Task to carry out:
Every entry must be copied word for word.
──────── Materials provided
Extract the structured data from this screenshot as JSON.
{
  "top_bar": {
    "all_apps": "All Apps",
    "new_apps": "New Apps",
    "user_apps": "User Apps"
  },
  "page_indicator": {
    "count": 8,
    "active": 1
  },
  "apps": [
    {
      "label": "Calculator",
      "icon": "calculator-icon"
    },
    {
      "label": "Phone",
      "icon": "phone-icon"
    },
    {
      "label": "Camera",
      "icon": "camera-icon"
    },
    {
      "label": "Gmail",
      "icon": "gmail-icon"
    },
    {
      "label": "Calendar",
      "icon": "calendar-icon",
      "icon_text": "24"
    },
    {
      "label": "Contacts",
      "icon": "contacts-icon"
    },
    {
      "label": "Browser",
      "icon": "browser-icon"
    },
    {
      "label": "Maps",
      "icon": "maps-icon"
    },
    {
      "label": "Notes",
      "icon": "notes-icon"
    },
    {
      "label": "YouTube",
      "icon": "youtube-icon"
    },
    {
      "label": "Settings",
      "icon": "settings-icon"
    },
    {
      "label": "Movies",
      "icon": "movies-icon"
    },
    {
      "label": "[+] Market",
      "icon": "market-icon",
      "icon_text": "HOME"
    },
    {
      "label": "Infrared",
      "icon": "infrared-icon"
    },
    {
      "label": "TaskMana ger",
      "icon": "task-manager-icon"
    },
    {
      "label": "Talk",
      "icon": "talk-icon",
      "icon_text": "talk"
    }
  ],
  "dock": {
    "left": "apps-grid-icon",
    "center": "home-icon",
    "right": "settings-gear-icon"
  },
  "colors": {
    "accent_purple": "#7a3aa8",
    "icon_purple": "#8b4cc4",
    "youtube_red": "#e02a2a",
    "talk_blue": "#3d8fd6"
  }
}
────────────────
Reply to the exercise:
Extract the structured data from this screenshot as JSON.
{
  "top_bar": {
    "all_apps": "All Apps",
    "new_apps": "New Apps",
    "user_apps": "User Apps"
  },
  "page_indicator": {
    "count": 8,
    "active": 1
  },
  "apps": [
    {
      "label": "Calculator",
      "icon": "calculator-icon"
    },
    {
      "label": "Phone",
      "icon": "phone-icon"
    },
    {
      "label": "Camera",
      "icon": "camera-icon"
    },
    {
      "label": "Gmail",
      "icon": "gmail-icon"
    },
    {
      "label": "Calendar",
      "icon": "calendar-icon",
      "icon_text": "24"
    },
    {
      "label": "Contacts",
      "icon": "contacts-icon"
    },
    {
      "label": "Browser",
      "icon": "browser-icon"
    },
    {
      "label": "Maps",
      "icon": "maps-icon"
    },
    {
      "label": "Notes",
      "icon": "notes-icon"
    },
    {
      "label": "YouTube",
      "icon": "youtube-icon"
    },
    {
      "label": "Settings",
      "icon": "settings-icon"
    },
    {
      "label": "Movies",
      "icon": "movies-icon"
    },
    {
      "label": "[+] Market",
      "icon": "market-icon",
      "icon_text": "HOME"
    },
    {
      "label": "Infrared",
      "icon": "infrared-icon"
    },
    {
      "label": "TaskMana ger",
      "icon": "task-manager-icon"
    },
    {
      "label": "Talk",
      "icon": "talk-icon",
      "icon_text": "talk"
    }
  ],
  "dock": {
    "left": "apps-grid-icon",
    "center": "home-icon",
    "right": "settings-gear-icon"
  },
  "colors": {
    "accent_purple": "#7a3aa8",
    "icon_purple": "#8b4cc4",
    "youtube_red": "#e02a2a",
    "talk_blue": "#3d8fd6"
  }
}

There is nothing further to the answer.